══ RECORDS FOR THE EXERCISE
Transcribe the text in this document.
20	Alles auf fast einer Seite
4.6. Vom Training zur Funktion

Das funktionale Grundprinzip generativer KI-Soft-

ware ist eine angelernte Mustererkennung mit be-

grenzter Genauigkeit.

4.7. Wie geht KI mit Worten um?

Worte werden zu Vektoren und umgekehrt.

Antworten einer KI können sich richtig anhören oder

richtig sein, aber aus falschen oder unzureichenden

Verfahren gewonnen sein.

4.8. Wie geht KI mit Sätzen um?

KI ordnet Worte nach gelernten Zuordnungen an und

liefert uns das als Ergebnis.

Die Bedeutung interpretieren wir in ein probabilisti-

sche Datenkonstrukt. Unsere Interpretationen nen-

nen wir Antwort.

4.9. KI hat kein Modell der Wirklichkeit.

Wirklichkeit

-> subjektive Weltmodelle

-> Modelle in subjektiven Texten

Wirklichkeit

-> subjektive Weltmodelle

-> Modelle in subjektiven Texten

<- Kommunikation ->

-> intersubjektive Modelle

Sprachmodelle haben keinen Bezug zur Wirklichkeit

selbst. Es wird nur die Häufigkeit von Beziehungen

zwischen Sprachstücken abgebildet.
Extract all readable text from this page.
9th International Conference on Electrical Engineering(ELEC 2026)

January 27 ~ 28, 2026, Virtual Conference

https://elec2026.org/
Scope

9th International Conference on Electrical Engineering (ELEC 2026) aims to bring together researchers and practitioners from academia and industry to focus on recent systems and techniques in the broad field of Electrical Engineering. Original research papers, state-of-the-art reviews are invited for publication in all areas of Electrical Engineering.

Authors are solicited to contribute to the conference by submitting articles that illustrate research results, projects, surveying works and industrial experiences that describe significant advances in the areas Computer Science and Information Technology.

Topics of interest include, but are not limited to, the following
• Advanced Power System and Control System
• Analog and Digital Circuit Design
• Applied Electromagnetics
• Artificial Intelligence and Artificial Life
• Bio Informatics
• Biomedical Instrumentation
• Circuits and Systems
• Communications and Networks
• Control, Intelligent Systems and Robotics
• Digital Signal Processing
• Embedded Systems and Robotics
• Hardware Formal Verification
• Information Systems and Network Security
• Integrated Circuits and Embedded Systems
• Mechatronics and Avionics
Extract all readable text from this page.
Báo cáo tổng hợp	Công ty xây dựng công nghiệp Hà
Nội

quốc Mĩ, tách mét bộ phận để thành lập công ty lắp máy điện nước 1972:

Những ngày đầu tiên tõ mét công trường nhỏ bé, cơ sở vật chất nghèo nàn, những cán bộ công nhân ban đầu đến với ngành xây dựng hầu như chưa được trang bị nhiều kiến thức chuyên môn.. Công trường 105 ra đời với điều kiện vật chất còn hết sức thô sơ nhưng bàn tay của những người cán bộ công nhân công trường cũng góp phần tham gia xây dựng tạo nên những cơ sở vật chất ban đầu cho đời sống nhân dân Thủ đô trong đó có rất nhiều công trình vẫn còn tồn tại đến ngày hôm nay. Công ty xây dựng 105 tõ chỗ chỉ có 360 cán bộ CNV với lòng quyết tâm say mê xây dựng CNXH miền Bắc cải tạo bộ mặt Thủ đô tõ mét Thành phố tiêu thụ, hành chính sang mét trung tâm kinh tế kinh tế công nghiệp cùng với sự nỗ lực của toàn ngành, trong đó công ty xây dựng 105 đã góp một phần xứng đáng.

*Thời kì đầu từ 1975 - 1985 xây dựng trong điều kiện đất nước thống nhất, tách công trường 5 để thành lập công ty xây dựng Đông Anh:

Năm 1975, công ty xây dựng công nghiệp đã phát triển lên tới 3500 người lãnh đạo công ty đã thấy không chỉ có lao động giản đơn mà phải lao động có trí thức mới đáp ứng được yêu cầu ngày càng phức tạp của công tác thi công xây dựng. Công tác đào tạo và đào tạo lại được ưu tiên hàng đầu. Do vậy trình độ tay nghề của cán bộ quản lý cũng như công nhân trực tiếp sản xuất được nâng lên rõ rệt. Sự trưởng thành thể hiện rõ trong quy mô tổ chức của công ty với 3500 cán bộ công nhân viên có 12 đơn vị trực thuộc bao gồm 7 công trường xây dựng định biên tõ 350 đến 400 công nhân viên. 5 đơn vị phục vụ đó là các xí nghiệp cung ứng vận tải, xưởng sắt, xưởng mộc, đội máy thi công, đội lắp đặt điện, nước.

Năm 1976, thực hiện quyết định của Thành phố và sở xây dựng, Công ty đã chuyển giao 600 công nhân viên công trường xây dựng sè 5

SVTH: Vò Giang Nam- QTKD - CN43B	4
════
• [GOAL OF THE EXERCISE]: Find every line in the records above that holds the word "viên", and copy each one.

• [THE RESULT]:
Năm 1975, công ty xây dựng công nghiệp đã phát triển lên tới 3500 người lãnh đạo công ty đã thấy không chỉ có lao động giản đơn mà phải lao động có trí thức mới đáp ứng được yêu cầu ngày càng phức tạp của công tác thi công xây dựng. Công tác đào tạo và đào tạo lại được ưu tiên hàng đầu. Do vậy trình độ tay nghề của cán bộ quản lý cũng như công nhân trực tiếp sản xuất được nâng lên rõ rệt. Sự trưởng thành thể hiện rõ trong quy mô tổ chức của công ty với 3500 cán bộ công nhân viên có 12 đơn vị trực thuộc bao gồm 7 công trường xây dựng định biên tõ 350 đến 400 công nhân viên. 5 đơn vị phục vụ đó là các xí nghiệp cung ứng vận tải, xưởng sắt, xưởng mộc, đội máy thi công, đội lắp đặt điện, nước.
Năm 1976, thực hiện quyết định của Thành phố và sở xây dựng, Công ty đã chuyển giao 600 công nhân viên công trường xây dựng sè 5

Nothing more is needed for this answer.